→ **EXTRACTED RECORDS**
=-=-=-=-=

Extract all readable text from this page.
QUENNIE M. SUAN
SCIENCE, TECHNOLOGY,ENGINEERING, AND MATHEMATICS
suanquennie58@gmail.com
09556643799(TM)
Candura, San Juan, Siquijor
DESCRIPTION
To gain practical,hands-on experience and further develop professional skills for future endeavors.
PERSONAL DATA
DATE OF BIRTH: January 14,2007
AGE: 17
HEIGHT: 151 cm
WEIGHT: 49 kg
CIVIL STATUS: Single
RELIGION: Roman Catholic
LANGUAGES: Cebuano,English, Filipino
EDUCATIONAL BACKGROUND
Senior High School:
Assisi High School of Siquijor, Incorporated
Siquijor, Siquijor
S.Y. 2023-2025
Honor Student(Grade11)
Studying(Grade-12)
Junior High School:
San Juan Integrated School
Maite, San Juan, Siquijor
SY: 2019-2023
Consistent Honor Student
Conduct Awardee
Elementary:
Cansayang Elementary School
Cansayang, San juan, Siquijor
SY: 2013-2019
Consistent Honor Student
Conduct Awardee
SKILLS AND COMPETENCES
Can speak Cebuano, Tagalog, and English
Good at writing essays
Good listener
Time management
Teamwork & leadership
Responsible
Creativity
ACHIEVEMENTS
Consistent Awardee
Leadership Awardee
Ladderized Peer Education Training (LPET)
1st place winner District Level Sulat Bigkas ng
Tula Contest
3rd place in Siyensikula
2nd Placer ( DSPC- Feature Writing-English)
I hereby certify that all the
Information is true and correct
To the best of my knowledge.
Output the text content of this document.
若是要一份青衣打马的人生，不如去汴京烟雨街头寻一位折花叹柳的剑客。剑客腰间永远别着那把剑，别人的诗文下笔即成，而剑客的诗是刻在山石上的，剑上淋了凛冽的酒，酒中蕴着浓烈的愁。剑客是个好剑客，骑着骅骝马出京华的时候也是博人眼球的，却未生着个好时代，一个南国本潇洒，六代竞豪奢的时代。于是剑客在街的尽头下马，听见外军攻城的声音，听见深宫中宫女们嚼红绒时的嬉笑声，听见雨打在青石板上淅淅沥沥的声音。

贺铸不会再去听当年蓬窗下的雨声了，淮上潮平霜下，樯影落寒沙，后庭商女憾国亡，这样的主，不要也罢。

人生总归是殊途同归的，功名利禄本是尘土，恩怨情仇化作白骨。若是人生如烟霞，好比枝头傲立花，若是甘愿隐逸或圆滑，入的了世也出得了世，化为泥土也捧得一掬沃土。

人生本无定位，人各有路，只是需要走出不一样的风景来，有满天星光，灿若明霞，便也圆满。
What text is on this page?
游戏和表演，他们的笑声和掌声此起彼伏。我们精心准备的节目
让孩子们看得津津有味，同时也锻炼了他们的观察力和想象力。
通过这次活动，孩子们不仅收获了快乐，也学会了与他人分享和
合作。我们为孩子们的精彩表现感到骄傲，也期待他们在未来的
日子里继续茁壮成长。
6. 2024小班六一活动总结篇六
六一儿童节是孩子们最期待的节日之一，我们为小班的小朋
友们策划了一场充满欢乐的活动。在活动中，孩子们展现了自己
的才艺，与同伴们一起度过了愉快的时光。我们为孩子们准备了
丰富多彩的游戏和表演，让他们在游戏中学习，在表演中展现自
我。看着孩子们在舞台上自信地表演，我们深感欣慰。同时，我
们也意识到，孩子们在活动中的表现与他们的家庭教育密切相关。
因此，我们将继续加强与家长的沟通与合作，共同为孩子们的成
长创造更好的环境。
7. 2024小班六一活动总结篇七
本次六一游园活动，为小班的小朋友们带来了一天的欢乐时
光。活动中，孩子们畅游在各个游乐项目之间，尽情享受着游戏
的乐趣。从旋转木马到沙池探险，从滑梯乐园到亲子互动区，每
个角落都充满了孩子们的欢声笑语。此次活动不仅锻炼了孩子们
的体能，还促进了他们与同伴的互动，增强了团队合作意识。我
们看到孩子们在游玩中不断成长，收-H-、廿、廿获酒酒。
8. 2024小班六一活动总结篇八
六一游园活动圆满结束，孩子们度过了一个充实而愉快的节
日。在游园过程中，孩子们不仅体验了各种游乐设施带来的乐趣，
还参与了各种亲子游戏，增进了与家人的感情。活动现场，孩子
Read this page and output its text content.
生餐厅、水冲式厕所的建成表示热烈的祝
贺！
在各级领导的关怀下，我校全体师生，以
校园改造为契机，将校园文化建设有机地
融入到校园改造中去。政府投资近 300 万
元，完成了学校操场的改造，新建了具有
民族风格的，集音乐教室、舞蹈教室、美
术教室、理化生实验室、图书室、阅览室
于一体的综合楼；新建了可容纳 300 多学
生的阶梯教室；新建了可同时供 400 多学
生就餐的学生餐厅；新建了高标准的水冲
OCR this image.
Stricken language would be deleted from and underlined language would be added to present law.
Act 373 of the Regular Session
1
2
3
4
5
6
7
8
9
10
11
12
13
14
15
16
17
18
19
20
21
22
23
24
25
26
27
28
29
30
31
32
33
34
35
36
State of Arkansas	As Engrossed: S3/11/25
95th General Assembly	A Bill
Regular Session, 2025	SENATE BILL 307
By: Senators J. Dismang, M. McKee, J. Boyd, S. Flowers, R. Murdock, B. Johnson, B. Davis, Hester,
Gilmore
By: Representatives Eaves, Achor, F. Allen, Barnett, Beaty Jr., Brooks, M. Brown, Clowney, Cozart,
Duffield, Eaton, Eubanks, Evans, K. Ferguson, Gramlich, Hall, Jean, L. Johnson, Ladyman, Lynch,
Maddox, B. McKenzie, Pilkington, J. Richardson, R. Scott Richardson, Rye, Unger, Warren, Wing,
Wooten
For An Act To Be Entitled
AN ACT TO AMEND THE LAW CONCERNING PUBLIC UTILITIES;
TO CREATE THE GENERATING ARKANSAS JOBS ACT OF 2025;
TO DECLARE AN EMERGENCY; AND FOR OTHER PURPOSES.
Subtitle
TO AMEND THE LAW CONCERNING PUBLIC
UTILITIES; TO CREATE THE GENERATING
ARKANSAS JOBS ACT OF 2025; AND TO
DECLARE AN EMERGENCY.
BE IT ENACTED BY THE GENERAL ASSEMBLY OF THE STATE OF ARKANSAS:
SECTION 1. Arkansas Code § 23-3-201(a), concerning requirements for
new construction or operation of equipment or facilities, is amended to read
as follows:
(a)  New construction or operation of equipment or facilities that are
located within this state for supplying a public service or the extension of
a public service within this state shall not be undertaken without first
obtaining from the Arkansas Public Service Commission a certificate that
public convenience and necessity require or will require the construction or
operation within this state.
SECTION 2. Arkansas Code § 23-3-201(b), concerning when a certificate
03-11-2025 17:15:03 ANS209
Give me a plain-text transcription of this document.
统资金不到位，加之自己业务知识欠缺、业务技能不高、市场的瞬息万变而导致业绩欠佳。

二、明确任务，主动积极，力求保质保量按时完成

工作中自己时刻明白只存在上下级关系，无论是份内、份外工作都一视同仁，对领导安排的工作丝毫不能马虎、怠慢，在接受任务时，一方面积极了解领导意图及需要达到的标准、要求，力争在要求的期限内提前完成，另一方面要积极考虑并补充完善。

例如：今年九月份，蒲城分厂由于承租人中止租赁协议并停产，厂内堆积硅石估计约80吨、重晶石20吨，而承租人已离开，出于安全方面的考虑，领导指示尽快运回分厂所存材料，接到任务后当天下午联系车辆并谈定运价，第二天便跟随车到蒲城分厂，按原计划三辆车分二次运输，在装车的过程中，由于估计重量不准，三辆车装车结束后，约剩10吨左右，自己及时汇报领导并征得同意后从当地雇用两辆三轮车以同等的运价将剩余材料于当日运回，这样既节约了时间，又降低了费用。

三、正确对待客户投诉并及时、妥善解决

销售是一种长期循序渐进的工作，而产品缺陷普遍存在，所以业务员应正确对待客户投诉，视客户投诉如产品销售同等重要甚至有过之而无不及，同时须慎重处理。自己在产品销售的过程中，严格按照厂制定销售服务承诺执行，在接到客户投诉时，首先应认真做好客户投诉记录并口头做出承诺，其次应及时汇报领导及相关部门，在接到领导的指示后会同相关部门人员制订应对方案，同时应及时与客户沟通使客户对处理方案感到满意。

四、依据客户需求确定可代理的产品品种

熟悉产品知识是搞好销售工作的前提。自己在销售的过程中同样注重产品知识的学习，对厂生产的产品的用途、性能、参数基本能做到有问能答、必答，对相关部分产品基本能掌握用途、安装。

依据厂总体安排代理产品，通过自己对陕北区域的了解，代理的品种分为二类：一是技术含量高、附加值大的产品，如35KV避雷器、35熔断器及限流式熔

=-=-=-=-=

→ **WORK REQUIRED**
Determine how many of the lines above hold the word "Johnson", and output that number by itself.

→ **RESULT OF THIS TASK**
2